***** Data records *****
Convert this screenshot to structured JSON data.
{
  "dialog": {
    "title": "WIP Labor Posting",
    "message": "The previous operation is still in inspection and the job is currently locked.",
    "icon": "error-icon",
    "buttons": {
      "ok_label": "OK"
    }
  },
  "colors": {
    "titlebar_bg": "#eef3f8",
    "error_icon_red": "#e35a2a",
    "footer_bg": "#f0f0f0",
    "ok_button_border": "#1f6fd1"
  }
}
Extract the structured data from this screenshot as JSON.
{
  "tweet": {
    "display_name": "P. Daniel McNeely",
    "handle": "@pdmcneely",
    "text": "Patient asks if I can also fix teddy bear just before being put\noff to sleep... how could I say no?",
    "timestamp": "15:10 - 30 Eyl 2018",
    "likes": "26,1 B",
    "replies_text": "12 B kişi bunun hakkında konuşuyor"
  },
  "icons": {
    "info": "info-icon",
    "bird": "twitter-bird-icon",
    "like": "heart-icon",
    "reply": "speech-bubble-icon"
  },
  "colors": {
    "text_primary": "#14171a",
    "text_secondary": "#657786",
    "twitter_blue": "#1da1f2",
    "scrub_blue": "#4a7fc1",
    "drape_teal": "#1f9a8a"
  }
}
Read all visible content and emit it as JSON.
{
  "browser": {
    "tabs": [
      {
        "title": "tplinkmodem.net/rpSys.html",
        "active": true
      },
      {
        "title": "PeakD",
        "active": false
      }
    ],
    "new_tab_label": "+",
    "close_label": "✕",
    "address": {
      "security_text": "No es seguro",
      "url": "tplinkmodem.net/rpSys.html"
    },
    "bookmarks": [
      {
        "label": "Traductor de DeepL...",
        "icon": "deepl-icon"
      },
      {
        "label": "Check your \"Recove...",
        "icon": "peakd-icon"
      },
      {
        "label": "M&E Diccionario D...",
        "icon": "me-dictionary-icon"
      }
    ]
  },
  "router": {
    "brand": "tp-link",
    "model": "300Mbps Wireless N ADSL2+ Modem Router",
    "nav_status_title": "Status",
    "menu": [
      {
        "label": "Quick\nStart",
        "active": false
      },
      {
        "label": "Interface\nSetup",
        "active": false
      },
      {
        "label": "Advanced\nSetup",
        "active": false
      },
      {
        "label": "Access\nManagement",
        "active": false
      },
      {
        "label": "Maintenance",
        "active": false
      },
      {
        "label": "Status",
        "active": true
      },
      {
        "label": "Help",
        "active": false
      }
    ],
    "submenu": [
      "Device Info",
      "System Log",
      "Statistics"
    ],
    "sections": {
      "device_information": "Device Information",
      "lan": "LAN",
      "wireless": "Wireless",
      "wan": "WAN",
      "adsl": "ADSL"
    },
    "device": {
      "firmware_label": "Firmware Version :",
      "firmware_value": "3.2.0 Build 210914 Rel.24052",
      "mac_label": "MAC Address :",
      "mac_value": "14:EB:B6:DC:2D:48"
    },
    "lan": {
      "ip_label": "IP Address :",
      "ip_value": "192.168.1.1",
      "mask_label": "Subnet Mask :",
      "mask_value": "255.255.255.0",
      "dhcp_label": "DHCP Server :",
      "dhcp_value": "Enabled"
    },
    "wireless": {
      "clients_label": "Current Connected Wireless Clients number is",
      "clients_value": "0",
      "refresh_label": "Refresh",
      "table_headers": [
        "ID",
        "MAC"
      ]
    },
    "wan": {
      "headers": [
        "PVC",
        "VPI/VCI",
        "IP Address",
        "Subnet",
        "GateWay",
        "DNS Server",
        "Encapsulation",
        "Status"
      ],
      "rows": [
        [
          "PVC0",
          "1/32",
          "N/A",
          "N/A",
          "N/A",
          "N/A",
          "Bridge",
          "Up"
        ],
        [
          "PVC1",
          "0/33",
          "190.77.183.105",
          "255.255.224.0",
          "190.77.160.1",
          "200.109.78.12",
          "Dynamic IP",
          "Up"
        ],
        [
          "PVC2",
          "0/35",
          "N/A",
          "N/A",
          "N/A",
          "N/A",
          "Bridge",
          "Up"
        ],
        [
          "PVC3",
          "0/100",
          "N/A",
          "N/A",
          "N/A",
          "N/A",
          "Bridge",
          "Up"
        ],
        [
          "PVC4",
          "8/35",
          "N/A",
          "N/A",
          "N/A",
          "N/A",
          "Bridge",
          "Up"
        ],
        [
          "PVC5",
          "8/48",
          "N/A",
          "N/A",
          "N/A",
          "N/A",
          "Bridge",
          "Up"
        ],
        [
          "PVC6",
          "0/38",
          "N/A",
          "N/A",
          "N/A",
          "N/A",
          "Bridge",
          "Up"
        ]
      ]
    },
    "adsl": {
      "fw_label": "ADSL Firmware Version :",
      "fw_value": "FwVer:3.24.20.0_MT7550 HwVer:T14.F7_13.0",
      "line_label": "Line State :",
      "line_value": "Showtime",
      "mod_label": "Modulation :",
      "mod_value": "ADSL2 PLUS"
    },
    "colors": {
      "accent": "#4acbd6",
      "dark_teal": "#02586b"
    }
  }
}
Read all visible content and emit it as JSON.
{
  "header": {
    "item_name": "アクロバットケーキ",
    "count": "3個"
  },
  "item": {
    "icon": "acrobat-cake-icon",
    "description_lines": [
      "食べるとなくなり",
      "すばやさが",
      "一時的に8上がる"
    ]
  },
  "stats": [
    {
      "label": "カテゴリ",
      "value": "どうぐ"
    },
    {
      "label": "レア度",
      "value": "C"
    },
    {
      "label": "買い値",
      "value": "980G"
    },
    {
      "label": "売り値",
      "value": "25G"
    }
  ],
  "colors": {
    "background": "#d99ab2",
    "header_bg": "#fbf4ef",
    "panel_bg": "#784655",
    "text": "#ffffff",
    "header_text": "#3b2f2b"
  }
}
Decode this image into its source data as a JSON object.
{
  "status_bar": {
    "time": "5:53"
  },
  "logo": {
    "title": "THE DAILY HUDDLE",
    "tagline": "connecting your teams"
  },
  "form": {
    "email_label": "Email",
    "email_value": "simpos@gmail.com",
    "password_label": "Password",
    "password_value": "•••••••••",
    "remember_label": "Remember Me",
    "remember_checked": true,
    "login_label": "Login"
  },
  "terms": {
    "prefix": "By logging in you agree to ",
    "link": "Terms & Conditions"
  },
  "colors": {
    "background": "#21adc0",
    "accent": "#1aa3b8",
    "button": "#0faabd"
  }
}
*****
Exercise task: From the listing above, extract every line exactly as it stands.

Task answer:
Convert this screenshot to structured JSON data.
{
  "dialog": {
    "title": "WIP Labor Posting",
    "message": "The previous operation is still in inspection and the job is currently locked.",
    "icon": "error-icon",
    "buttons": {
      "ok_label": "OK"
    }
  },
  "colors": {
    "titlebar_bg": "#eef3f8",
    "error_icon_red": "#e35a2a",
    "footer_bg": "#f0f0f0",
    "ok_button_border": "#1f6fd1"
  }
}
Extract the structured data from this screenshot as JSON.
{
  "tweet": {
    "display_name": "P. Daniel McNeely",
    "handle": "@pdmcneely",
    "text": "Patient asks if I can also fix teddy bear just before being put\noff to sleep... how could I say no?",
    "timestamp": "15:10 - 30 Eyl 2018",
    "likes": "26,1 B",
    "replies_text": "12 B kişi bunun hakkında konuşuyor"
  },
  "icons": {
    "info": "info-icon",
    "bird": "twitter-bird-icon",
    "like": "heart-icon",
    "reply": "speech-bubble-icon"
  },
  "colors": {
    "text_primary": "#14171a",
    "text_secondary": "#657786",
    "twitter_blue": "#1da1f2",
    "scrub_blue": "#4a7fc1",
    "drape_teal": "#1f9a8a"
  }
}
Read all visible content and emit it as JSON.
{
  "browser": {
    "tabs": [
      {
        "title": "tplinkmodem.net/rpSys.html",
        "active": true
      },
      {
        "title": "PeakD",
        "active": false
      }
    ],
    "new_tab_label": "+",
    "close_label": "✕",
    "address": {
      "security_text": "No es seguro",
      "url": "tplinkmodem.net/rpSys.html"
    },
    "bookmarks": [
      {
        "label": "Traductor de DeepL...",
        "icon": "deepl-icon"
      },
      {
        "label": "Check your \"Recove...",
        "icon": "peakd-icon"
      },
      {
        "label": "M&E Diccionario D...",
        "icon": "me-dictionary-icon"
      }
    ]
  },
  "router": {
    "brand": "tp-link",
    "model": "300Mbps Wireless N ADSL2+ Modem Router",
    "nav_status_title": "Status",
    "menu": [
      {
        "label": "Quick\nStart",
        "active": false
      },
      {
        "label": "Interface\nSetup",
        "active": false
      },
      {
        "label": "Advanced\nSetup",
        "active": false
      },
      {
        "label": "Access\nManagement",
        "active": false
      },
      {
        "label": "Maintenance",
        "active": false
      },
      {
        "label": "Status",
        "active": true
      },
      {
        "label": "Help",
        "active": false
      }
    ],
    "submenu": [
      "Device Info",
      "System Log",
      "Statistics"
    ],
    "sections": {
      "device_information": "Device Information",
      "lan": "LAN",
      "wireless": "Wireless",
      "wan": "WAN",
      "adsl": "ADSL"
    },
    "device": {
      "firmware_label": "Firmware Version :",
      "firmware_value": "3.2.0 Build 210914 Rel.24052",
      "mac_label": "MAC Address :",
      "mac_value": "14:EB:B6:DC:2D:48"
    },
    "lan": {
      "ip_label": "IP Address :",
      "ip_value": "192.168.1.1",
      "mask_label": "Subnet Mask :",
      "mask_value": "255.255.255.0",
      "dhcp_label": "DHCP Server :",
      "dhcp_value": "Enabled"
    },
    "wireless": {
      "clients_label": "Current Connected Wireless Clients number is",
      "clients_value": "0",
      "refresh_label": "Refresh",
      "table_headers": [
        "ID",
        "MAC"
      ]
    },
    "wan": {
      "headers": [
        "PVC",
        "VPI/VCI",
        "IP Address",
        "Subnet",
        "GateWay",
        "DNS Server",
        "Encapsulation",
        "Status"
      ],
      "rows": [
        [
          "PVC0",
          "1/32",
          "N/A",
          "N/A",
          "N/A",
          "N/A",
          "Bridge",
          "Up"
        ],
        [
          "PVC1",
          "0/33",
          "190.77.183.105",
          "255.255.224.0",
          "190.77.160.1",
          "200.109.78.12",
          "Dynamic IP",
          "Up"
        ],
        [
          "PVC2",
          "0/35",
          "N/A",
          "N/A",
          "N/A",
          "N/A",
          "Bridge",
          "Up"
        ],
        [
          "PVC3",
          "0/100",
          "N/A",
          "N/A",
          "N/A",
          "N/A",
          "Bridge",
          "Up"
        ],
        [
          "PVC4",
          "8/35",
          "N/A",
          "N/A",
          "N/A",
          "N/A",
          "Bridge",
          "Up"
        ],
        [
          "PVC5",
          "8/48",
          "N/A",
          "N/A",
          "N/A",
          "N/A",
          "Bridge",
          "Up"
        ],
        [
          "PVC6",
          "0/38",
          "N/A",
          "N/A",
          "N/A",
          "N/A",
          "Bridge",
          "Up"
        ]
      ]
    },
    "adsl": {
      "fw_label": "ADSL Firmware Version :",
      "fw_value": "FwVer:3.24.20.0_MT7550 HwVer:T14.F7_13.0",
      "line_label": "Line State :",
      "line_value": "Showtime",
      "mod_label": "Modulation :",
      "mod_value": "ADSL2 PLUS"
    },
    "colors": {
      "accent": "#4acbd6",
      "dark_teal": "#02586b"
    }
  }
}
Read all visible content and emit it as JSON.
{
  "header": {
    "item_name": "アクロバットケーキ",
    "count": "3個"
  },
  "item": {
    "icon": "acrobat-cake-icon",
    "description_lines": [
      "食べるとなくなり",
      "すばやさが",
      "一時的に8上がる"
    ]
  },
  "stats": [
    {
      "label": "カテゴリ",
      "value": "どうぐ"
    },
    {
      "label": "レア度",
      "value": "C"
    },
    {
      "label": "買い値",
      "value": "980G"
    },
    {
      "label": "売り値",
      "value": "25G"
    }
  ],
  "colors": {
    "background": "#d99ab2",
    "header_bg": "#fbf4ef",
    "panel_bg": "#784655",
    "text": "#ffffff",
    "header_text": "#3b2f2b"
  }
}
Decode this image into its source data as a JSON object.
{
  "status_bar": {
    "time": "5:53"
  },
  "logo": {
    "title": "THE DAILY HUDDLE",
    "tagline": "connecting your teams"
  },
  "form": {
    "email_label": "Email",
    "email_value": "simpos@gmail.com",
    "password_label": "Password",
    "password_value": "•••••••••",
    "remember_label": "Remember Me",
    "remember_checked": true,
    "login_label": "Login"
  },
  "terms": {
    "prefix": "By logging in you agree to ",
    "link": "Terms & Conditions"
  },
  "colors": {
    "background": "#21adc0",
    "accent": "#1aa3b8",
    "button": "#0faabd"
  }
}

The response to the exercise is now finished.